[Dataset rows]
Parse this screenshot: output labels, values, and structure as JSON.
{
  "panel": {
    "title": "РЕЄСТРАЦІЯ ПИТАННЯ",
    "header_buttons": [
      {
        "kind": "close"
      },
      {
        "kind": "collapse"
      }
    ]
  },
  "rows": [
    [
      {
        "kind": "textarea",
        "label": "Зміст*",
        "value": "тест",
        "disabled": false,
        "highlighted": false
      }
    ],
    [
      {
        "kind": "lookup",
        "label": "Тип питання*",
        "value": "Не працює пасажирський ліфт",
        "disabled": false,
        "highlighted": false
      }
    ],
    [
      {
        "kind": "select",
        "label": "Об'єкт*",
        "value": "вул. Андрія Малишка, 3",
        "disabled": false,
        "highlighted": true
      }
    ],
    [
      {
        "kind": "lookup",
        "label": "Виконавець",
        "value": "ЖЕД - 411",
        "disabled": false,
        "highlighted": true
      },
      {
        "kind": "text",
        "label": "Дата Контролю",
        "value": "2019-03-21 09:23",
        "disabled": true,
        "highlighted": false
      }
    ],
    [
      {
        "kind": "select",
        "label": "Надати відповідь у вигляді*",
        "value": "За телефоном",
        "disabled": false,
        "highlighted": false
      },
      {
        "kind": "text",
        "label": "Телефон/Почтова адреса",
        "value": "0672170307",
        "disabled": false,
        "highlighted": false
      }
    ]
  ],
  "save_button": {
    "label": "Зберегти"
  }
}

YOUR OBJECTIVE
Return the full listing, character for character.

OUTPUT OF THE EXERCISE
Parse this screenshot: output labels, values, and structure as JSON.
{
  "panel": {
    "title": "РЕЄСТРАЦІЯ ПИТАННЯ",
    "header_buttons": [
      {
        "kind": "close"
      },
      {
        "kind": "collapse"
      }
    ]
  },
  "rows": [
    [
      {
        "kind": "textarea",
        "label": "Зміст*",
        "value": "тест",
        "disabled": false,
        "highlighted": false
      }
    ],
    [
      {
        "kind": "lookup",
        "label": "Тип питання*",
        "value": "Не працює пасажирський ліфт",
        "disabled": false,
        "highlighted": false
      }
    ],
    [
      {
        "kind": "select",
        "label": "Об'єкт*",
        "value": "вул. Андрія Малишка, 3",
        "disabled": false,
        "highlighted": true
      }
    ],
    [
      {
        "kind": "lookup",
        "label": "Виконавець",
        "value": "ЖЕД - 411",
        "disabled": false,
        "highlighted": true
      },
      {
        "kind": "text",
        "label": "Дата Контролю",
        "value": "2019-03-21 09:23",
        "disabled": true,
        "highlighted": false
      }
    ],
    [
      {
        "kind": "select",
        "label": "Надати відповідь у вигляді*",
        "value": "За телефоном",
        "disabled": false,
        "highlighted": false
      },
      {
        "kind": "text",
        "label": "Телефон/Почтова адреса",
        "value": "0672170307",
        "disabled": false,
        "highlighted": false
      }
    ]
  ],
  "save_button": {
    "label": "Зберегти"
  }
}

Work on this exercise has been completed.